Output the lines that follow exactly as they are.

DATASET RECORDS =>
>> begin

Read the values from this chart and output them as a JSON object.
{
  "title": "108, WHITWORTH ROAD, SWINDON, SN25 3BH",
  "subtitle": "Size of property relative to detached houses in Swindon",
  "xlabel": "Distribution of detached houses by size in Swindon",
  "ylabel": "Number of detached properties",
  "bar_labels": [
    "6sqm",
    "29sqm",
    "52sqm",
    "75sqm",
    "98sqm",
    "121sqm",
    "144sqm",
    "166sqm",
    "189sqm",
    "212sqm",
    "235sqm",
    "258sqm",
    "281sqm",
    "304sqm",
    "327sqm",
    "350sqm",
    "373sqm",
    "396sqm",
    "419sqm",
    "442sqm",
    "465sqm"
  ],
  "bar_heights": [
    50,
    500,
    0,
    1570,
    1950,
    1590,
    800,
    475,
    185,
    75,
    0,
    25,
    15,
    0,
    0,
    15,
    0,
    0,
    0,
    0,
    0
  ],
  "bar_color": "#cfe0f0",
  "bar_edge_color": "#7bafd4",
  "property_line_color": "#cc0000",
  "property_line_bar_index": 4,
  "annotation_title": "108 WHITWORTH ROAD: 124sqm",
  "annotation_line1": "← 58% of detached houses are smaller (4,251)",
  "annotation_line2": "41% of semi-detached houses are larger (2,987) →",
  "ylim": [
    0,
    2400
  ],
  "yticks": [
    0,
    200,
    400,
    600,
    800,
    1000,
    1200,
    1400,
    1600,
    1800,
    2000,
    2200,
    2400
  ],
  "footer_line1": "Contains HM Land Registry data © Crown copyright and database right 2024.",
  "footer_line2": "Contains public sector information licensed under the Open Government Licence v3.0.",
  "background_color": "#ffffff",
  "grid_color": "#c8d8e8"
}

>> end

ANSWER TO THE TASK =>
Read the values from this chart and output them as a JSON object.
{
  "title": "108, WHITWORTH ROAD, SWINDON, SN25 3BH",
  "subtitle": "Size of property relative to detached houses in Swindon",
  "xlabel": "Distribution of detached houses by size in Swindon",
  "ylabel": "Number of detached properties",
  "bar_labels": [
    "6sqm",
    "29sqm",
    "52sqm",
    "75sqm",
    "98sqm",
    "121sqm",
    "144sqm",
    "166sqm",
    "189sqm",
    "212sqm",
    "235sqm",
    "258sqm",
    "281sqm",
    "304sqm",
    "327sqm",
    "350sqm",
    "373sqm",
    "396sqm",
    "419sqm",
    "442sqm",
    "465sqm"
  ],
  "bar_heights": [
    50,
    500,
    0,
    1570,
    1950,
    1590,
    800,
    475,
    185,
    75,
    0,
    25,
    15,
    0,
    0,
    15,
    0,
    0,
    0,
    0,
    0
  ],
  "bar_color": "#cfe0f0",
  "bar_edge_color": "#7bafd4",
  "property_line_color": "#cc0000",
  "property_line_bar_index": 4,
  "annotation_title": "108 WHITWORTH ROAD: 124sqm",
  "annotation_line1": "← 58% of detached houses are smaller (4,251)",
  "annotation_line2": "41% of semi-detached houses are larger (2,987) →",
  "ylim": [
    0,
    2400
  ],
  "yticks": [
    0,
    200,
    400,
    600,
    800,
    1000,
    1200,
    1400,
    1600,
    1800,
    2000,
    2200,
    2400
  ],
  "footer_line1": "Contains HM Land Registry data © Crown copyright and database right 2024.",
  "footer_line2": "Contains public sector information licensed under the Open Government Licence v3.0.",
  "background_color": "#ffffff",
  "grid_color": "#c8d8e8"
}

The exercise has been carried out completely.